To be done: Below are some records: retype them all exactly, but not the pictures.

Extracted information:
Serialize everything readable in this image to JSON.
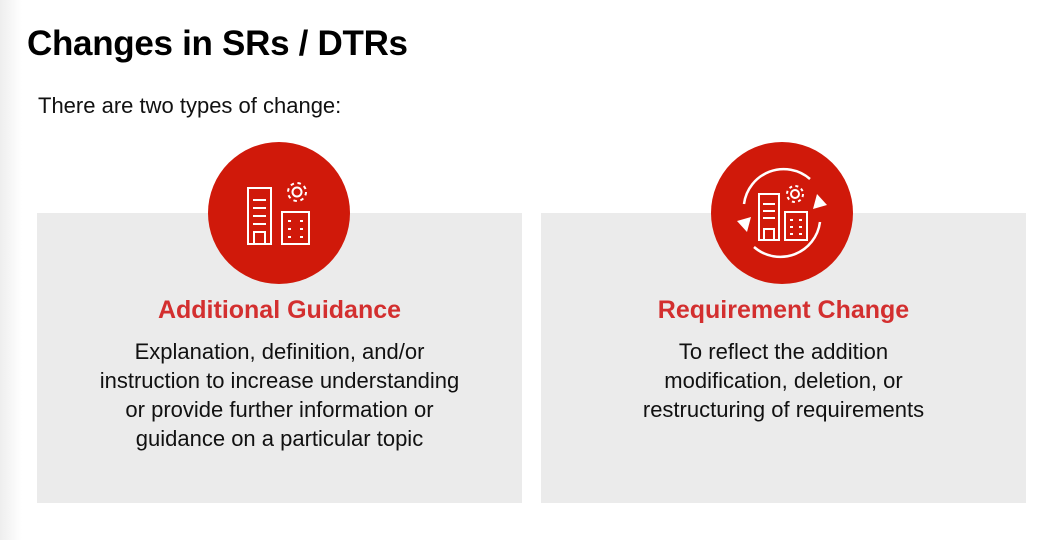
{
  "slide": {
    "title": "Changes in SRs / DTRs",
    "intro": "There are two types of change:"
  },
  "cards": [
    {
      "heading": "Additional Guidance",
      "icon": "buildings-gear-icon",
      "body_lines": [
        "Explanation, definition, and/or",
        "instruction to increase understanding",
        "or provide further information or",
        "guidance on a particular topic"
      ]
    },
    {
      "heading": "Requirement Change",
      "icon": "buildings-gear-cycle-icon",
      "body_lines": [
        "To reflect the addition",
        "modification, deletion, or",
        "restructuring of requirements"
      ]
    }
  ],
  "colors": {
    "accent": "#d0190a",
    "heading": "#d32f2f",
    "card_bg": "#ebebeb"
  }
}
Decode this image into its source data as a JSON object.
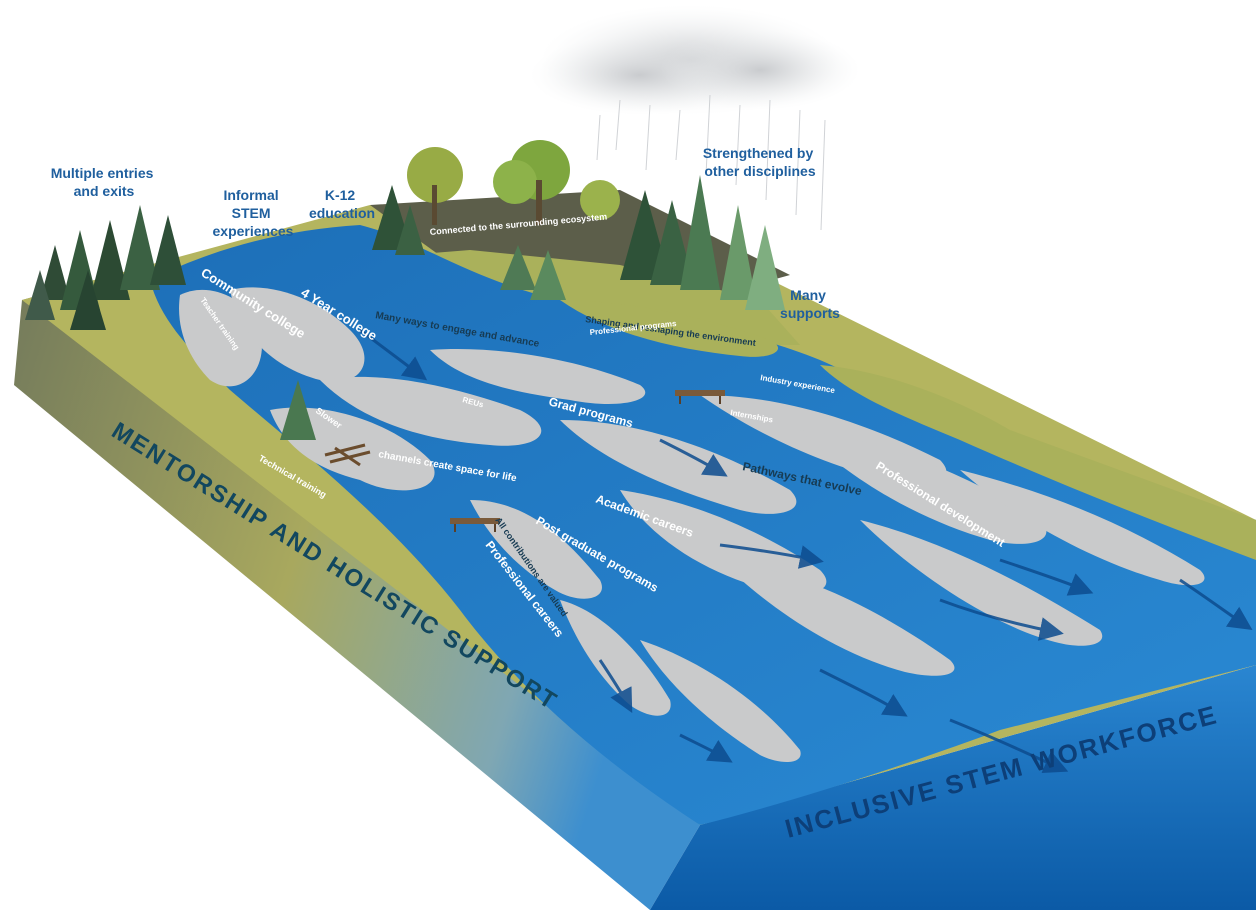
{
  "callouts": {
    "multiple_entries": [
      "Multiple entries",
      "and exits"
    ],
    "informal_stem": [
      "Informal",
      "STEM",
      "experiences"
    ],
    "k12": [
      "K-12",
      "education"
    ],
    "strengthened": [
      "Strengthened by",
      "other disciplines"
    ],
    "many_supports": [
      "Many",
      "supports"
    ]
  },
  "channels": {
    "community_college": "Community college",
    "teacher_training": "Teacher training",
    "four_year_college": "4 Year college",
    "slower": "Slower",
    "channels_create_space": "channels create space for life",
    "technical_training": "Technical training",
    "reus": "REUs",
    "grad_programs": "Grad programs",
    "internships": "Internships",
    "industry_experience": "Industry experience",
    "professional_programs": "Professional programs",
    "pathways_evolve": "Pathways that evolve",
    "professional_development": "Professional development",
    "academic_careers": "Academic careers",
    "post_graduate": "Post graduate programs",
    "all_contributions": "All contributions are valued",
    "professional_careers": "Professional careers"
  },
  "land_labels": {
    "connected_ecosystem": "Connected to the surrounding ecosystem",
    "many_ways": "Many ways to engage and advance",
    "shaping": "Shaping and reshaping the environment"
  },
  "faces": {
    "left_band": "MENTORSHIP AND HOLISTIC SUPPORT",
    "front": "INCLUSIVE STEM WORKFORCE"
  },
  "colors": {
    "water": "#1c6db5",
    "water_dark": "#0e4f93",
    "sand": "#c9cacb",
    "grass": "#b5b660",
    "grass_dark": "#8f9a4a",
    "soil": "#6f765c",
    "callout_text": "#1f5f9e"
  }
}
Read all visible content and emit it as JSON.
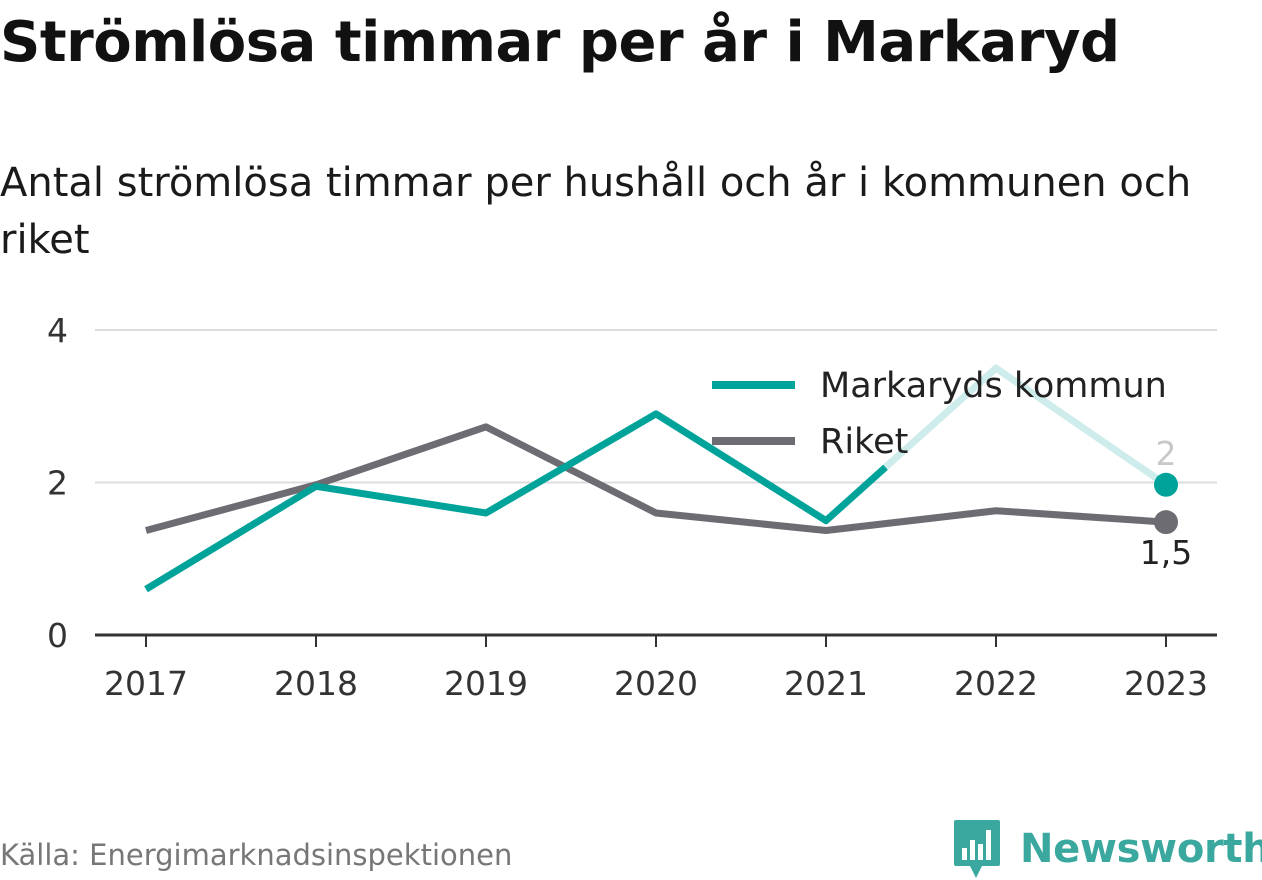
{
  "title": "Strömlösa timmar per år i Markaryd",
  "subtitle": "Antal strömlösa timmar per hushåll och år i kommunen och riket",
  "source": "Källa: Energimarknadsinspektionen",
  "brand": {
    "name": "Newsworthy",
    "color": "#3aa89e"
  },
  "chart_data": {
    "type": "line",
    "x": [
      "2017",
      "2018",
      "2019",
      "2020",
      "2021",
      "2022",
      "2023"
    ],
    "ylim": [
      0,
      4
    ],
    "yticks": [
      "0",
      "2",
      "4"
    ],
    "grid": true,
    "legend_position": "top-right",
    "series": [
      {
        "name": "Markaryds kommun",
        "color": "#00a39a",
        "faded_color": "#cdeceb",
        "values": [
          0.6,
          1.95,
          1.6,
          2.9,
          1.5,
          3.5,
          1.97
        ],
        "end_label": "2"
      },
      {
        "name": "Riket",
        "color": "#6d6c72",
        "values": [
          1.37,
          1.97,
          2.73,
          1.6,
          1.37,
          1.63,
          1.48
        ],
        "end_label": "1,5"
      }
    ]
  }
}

Exercise output:
Serialize everything readable in this image to JSON.
{
  "slide": {
    "title": "Changes in SRs / DTRs",
    "intro": "There are two types of change:"
  },
  "cards": [
    {
      "heading": "Additional Guidance",
      "icon": "buildings-gear-icon",
      "body_lines": [
        "Explanation, definition, and/or",
        "instruction to increase understanding",
        "or provide further information or",
        "guidance on a particular topic"
      ]
    },
    {
      "heading": "Requirement Change",
      "icon": "buildings-gear-cycle-icon",
      "body_lines": [
        "To reflect the addition",
        "modification, deletion, or",
        "restructuring of requirements"
      ]
    }
  ],
  "colors": {
    "accent": "#d0190a",
    "heading": "#d32f2f",
    "card_bg": "#ebebeb"
  }
}
Decode this image into its source data as a JSON object.
{
  "callouts": {
    "multiple_entries": [
      "Multiple entries",
      "and exits"
    ],
    "informal_stem": [
      "Informal",
      "STEM",
      "experiences"
    ],
    "k12": [
      "K-12",
      "education"
    ],
    "strengthened": [
      "Strengthened by",
      "other disciplines"
    ],
    "many_supports": [
      "Many",
      "supports"
    ]
  },
  "channels": {
    "community_college": "Community college",
    "teacher_training": "Teacher training",
    "four_year_college": "4 Year college",
    "slower": "Slower",
    "channels_create_space": "channels create space for life",
    "technical_training": "Technical training",
    "reus": "REUs",
    "grad_programs": "Grad programs",
    "internships": "Internships",
    "industry_experience": "Industry experience",
    "professional_programs": "Professional programs",
    "pathways_evolve": "Pathways that evolve",
    "professional_development": "Professional development",
    "academic_careers": "Academic careers",
    "post_graduate": "Post graduate programs",
    "all_contributions": "All contributions are valued",
    "professional_careers": "Professional careers"
  },
  "land_labels": {
    "connected_ecosystem": "Connected to the surrounding ecosystem",
    "many_ways": "Many ways to engage and advance",
    "shaping": "Shaping and reshaping the environment"
  },
  "faces": {
    "left_band": "MENTORSHIP AND HOLISTIC SUPPORT",
    "front": "INCLUSIVE STEM WORKFORCE"
  },
  "colors": {
    "water": "#1c6db5",
    "water_dark": "#0e4f93",
    "sand": "#c9cacb",
    "grass": "#b5b660",
    "grass_dark": "#8f9a4a",
    "soil": "#6f765c",
    "callout_text": "#1f5f9e"
  }
}
Read all visible content and emit it as JSON.
{
  "title": "Strömlösa timmar per år i Markaryd",
  "subtitle": "Antal strömlösa timmar per hushåll och år i kommunen och riket",
  "source": "Källa: Energimarknadsinspektionen",
  "brand": {
    "name": "Newsworthy",
    "color": "#3aa89e"
  },
  "chart_data": {
    "type": "line",
    "x": [
      "2017",
      "2018",
      "2019",
      "2020",
      "2021",
      "2022",
      "2023"
    ],
    "ylim": [
      0,
      4
    ],
    "yticks": [
      "0",
      "2",
      "4"
    ],
    "grid": true,
    "legend_position": "top-right",
    "series": [
      {
        "name": "Markaryds kommun",
        "color": "#00a39a",
        "faded_color": "#cdeceb",
        "values": [
          0.6,
          1.95,
          1.6,
          2.9,
          1.5,
          3.5,
          1.97
        ],
        "end_label": "2"
      },
      {
        "name": "Riket",
        "color": "#6d6c72",
        "values": [
          1.37,
          1.97,
          2.73,
          1.6,
          1.37,
          1.63,
          1.48
        ],
        "end_label": "1,5"
      }
    ]
  }
}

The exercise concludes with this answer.